A run of records
______

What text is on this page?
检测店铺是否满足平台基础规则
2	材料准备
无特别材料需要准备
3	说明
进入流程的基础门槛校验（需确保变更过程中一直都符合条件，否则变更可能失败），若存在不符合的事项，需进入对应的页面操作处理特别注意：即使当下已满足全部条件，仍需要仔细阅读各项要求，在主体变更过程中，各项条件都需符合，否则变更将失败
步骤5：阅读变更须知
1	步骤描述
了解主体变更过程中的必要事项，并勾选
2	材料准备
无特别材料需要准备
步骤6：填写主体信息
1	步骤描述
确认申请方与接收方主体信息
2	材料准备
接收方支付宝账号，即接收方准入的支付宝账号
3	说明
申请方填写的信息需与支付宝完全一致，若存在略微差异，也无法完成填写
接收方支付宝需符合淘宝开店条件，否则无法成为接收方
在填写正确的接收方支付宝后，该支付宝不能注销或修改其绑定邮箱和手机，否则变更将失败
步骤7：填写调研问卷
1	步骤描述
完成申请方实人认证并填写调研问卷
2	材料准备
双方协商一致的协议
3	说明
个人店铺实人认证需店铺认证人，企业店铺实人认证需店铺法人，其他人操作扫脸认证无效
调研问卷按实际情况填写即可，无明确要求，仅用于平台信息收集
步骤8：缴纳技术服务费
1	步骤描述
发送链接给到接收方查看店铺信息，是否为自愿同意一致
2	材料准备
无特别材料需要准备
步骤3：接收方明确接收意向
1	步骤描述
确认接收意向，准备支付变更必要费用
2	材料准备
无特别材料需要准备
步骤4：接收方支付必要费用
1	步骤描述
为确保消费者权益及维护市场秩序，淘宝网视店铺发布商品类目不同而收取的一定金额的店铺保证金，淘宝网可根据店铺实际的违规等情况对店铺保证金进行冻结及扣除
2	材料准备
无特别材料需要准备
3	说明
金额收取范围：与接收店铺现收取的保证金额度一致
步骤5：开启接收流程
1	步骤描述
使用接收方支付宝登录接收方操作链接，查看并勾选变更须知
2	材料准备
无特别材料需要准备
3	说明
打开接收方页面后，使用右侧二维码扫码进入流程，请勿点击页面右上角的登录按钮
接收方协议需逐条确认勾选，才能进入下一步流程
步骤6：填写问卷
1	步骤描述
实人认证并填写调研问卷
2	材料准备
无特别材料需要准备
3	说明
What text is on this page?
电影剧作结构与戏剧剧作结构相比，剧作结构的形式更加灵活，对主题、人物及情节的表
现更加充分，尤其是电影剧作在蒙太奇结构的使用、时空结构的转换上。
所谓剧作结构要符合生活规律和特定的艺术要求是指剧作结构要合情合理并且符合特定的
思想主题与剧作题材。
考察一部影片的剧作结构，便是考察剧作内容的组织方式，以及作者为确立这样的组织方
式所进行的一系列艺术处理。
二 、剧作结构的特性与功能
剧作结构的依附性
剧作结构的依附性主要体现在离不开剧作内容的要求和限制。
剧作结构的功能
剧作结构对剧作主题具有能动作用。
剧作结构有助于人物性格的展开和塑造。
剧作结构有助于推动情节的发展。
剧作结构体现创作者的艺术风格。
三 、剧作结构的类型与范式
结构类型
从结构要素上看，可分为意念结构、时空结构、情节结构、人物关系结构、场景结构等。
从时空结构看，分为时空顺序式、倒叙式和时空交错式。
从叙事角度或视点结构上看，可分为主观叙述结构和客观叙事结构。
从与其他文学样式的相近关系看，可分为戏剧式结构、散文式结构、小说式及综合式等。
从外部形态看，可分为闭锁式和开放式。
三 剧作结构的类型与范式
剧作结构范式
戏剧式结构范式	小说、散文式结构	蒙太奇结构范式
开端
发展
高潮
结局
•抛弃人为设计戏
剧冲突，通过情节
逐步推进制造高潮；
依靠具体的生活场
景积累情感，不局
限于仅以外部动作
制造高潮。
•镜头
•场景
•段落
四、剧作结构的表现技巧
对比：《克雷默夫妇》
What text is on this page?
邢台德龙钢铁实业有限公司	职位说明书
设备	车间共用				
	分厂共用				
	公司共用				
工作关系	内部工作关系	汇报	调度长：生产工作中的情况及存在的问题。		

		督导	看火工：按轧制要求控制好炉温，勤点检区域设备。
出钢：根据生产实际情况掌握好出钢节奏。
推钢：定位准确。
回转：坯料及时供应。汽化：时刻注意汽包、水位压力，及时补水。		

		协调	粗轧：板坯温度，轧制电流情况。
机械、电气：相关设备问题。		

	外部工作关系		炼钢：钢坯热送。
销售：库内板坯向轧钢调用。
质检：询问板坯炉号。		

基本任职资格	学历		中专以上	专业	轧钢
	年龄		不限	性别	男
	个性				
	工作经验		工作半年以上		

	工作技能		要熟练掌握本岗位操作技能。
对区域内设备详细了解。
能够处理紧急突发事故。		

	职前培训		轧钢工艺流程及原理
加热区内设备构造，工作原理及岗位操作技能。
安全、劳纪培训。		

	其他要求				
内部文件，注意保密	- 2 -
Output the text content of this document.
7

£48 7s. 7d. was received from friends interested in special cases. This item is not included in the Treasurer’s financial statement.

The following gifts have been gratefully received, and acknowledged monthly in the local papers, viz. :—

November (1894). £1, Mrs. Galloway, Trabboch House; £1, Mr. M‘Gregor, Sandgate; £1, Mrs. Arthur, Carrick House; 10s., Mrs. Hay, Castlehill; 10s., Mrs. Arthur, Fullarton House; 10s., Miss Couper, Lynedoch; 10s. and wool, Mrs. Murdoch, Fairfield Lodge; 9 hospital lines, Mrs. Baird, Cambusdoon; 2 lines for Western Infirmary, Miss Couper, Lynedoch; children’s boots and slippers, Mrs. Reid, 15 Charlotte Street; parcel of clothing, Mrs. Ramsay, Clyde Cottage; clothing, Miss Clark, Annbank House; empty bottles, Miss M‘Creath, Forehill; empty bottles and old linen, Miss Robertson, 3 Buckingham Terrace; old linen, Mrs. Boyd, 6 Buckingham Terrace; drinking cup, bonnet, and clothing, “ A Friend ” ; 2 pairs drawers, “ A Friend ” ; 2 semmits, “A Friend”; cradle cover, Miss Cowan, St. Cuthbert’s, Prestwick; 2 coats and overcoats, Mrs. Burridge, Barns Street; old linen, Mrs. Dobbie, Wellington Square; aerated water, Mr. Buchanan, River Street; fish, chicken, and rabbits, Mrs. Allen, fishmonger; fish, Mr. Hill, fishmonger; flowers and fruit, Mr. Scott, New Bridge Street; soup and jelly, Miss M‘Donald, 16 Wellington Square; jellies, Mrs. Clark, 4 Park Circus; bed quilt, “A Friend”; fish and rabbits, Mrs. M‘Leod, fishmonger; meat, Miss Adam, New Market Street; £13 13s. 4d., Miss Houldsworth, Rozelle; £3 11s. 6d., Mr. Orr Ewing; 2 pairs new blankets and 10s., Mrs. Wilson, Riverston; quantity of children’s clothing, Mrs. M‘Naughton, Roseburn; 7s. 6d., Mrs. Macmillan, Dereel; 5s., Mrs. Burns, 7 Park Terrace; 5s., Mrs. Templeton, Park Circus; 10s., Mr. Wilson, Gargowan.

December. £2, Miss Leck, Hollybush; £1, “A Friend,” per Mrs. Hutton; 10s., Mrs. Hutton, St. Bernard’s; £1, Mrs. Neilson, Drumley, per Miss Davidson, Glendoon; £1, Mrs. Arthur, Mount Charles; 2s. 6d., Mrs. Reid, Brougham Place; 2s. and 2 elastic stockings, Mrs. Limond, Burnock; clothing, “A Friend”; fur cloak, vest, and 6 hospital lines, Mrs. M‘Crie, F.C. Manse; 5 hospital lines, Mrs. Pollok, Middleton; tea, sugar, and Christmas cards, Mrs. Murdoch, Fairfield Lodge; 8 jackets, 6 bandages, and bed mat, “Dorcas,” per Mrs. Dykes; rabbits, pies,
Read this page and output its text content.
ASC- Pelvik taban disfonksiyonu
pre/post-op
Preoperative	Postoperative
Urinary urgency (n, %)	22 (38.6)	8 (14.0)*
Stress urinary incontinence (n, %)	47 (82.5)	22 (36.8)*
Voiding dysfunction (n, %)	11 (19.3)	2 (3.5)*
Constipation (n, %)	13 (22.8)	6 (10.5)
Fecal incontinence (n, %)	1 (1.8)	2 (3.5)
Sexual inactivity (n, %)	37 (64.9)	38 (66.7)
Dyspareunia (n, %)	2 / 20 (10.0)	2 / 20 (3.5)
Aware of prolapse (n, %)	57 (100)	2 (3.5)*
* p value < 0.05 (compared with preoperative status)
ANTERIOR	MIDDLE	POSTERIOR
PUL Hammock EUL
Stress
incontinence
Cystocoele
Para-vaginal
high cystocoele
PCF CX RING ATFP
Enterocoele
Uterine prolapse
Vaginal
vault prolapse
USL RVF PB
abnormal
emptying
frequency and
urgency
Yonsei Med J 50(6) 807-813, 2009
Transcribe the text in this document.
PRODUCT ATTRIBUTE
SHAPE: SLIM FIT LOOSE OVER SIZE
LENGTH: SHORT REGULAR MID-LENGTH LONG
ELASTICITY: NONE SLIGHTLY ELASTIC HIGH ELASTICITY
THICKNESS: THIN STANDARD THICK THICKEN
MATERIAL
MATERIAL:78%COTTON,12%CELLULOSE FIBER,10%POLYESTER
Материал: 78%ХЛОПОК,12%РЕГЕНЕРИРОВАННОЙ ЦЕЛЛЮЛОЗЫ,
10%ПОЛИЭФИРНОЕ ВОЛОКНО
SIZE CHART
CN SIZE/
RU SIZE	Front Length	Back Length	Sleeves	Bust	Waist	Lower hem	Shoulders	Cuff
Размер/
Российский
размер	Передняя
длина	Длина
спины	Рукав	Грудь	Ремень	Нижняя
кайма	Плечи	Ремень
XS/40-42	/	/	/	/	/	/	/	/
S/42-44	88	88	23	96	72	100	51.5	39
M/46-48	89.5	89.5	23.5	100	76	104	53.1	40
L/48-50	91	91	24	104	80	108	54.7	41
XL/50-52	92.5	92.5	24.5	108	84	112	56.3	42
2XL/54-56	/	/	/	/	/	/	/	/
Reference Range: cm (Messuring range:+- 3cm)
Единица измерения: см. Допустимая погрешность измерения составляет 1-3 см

______

▸ **Task prompt**:
The answer is a single number: how many lines include the word "Ремень"?

▸ **Solved problem**:
2